Given exercise.
Output every entry exactly as written.

^^^^^^^^^^^^^^^^

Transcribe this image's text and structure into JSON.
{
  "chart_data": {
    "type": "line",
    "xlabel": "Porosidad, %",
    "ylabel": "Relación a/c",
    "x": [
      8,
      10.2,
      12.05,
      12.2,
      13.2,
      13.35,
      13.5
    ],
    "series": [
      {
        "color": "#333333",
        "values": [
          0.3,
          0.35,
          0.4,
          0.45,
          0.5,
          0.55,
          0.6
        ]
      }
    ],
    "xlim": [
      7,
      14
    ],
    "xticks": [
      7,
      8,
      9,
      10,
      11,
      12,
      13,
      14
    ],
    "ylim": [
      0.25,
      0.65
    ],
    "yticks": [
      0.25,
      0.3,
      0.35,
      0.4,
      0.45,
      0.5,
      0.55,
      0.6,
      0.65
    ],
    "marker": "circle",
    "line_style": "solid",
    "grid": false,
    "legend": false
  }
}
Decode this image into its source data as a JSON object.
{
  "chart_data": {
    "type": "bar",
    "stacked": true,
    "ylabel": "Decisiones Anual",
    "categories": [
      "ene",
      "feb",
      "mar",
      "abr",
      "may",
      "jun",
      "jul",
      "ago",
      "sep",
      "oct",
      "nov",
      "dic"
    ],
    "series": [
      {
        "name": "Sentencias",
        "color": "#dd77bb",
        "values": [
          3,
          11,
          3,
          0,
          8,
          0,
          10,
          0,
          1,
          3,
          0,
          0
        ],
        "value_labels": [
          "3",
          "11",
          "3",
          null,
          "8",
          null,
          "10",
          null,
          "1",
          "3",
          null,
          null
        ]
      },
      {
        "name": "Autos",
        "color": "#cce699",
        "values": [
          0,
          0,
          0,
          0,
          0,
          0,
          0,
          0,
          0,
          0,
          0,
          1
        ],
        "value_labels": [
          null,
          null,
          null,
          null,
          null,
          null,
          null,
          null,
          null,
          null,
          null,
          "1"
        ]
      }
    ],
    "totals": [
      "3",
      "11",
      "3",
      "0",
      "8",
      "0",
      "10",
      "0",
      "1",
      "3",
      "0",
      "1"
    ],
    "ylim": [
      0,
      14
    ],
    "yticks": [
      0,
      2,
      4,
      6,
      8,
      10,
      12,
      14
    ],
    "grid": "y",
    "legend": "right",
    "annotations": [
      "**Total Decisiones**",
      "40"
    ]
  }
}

^^^^^^^^^^^^^^^^

Result below.
Transcribe this image's text and structure into JSON.
{
  "chart_data": {
    "type": "line",
    "xlabel": "Porosidad, %",
    "ylabel": "Relación a/c",
    "x": [
      8,
      10.2,
      12.05,
      12.2,
      13.2,
      13.35,
      13.5
    ],
    "series": [
      {
        "color": "#333333",
        "values": [
          0.3,
          0.35,
          0.4,
          0.45,
          0.5,
          0.55,
          0.6
        ]
      }
    ],
    "xlim": [
      7,
      14
    ],
    "xticks": [
      7,
      8,
      9,
      10,
      11,
      12,
      13,
      14
    ],
    "ylim": [
      0.25,
      0.65
    ],
    "yticks": [
      0.25,
      0.3,
      0.35,
      0.4,
      0.45,
      0.5,
      0.55,
      0.6,
      0.65
    ],
    "marker": "circle",
    "line_style": "solid",
    "grid": false,
    "legend": false
  }
}
Decode this image into its source data as a JSON object.
{
  "chart_data": {
    "type": "bar",
    "stacked": true,
    "ylabel": "Decisiones Anual",
    "categories": [
      "ene",
      "feb",
      "mar",
      "abr",
      "may",
      "jun",
      "jul",
      "ago",
      "sep",
      "oct",
      "nov",
      "dic"
    ],
    "series": [
      {
        "name": "Sentencias",
        "color": "#dd77bb",
        "values": [
          3,
          11,
          3,
          0,
          8,
          0,
          10,
          0,
          1,
          3,
          0,
          0
        ],
        "value_labels": [
          "3",
          "11",
          "3",
          null,
          "8",
          null,
          "10",
          null,
          "1",
          "3",
          null,
          null
        ]
      },
      {
        "name": "Autos",
        "color": "#cce699",
        "values": [
          0,
          0,
          0,
          0,
          0,
          0,
          0,
          0,
          0,
          0,
          0,
          1
        ],
        "value_labels": [
          null,
          null,
          null,
          null,
          null,
          null,
          null,
          null,
          null,
          null,
          null,
          "1"
        ]
      }
    ],
    "totals": [
      "3",
      "11",
      "3",
      "0",
      "8",
      "0",
      "10",
      "0",
      "1",
      "3",
      "0",
      "1"
    ],
    "ylim": [
      0,
      14
    ],
    "yticks": [
      0,
      2,
      4,
      6,
      8,
      10,
      12,
      14
    ],
    "grid": "y",
    "legend": "right",
    "annotations": [
      "**Total Decisiones**",
      "40"
    ]
  }
}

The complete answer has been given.